_WHAT THE EXERCISE ASKS_
State how many lines of the entries hold the string "Want", and nothing more.

_ENTRIES SHOWN_
====

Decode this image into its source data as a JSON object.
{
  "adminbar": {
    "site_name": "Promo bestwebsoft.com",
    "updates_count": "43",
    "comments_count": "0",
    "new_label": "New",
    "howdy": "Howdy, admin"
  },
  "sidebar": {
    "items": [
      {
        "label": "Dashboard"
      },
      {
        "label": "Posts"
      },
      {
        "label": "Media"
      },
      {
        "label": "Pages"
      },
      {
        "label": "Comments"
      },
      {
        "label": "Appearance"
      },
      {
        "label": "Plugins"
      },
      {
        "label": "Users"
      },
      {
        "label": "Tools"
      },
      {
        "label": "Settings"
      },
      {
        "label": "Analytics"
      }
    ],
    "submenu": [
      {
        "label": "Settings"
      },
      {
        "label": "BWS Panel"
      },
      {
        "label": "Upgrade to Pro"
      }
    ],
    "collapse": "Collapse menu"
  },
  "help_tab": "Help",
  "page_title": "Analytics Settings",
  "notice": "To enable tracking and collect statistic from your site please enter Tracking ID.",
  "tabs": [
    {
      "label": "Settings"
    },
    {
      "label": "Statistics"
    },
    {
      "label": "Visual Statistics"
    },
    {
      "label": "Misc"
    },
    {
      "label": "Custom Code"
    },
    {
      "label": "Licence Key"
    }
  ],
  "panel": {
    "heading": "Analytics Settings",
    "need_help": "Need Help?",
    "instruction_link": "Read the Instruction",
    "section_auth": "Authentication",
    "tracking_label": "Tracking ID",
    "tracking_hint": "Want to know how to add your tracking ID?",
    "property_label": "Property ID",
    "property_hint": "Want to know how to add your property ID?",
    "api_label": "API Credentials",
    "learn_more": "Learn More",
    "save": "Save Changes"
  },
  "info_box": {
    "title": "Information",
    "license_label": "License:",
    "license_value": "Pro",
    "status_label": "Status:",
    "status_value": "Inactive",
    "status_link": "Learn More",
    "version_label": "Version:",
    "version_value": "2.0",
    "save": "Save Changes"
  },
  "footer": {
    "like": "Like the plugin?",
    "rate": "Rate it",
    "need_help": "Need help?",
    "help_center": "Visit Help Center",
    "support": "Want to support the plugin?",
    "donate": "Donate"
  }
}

====

_RESPONSE TO THIS TASK_
3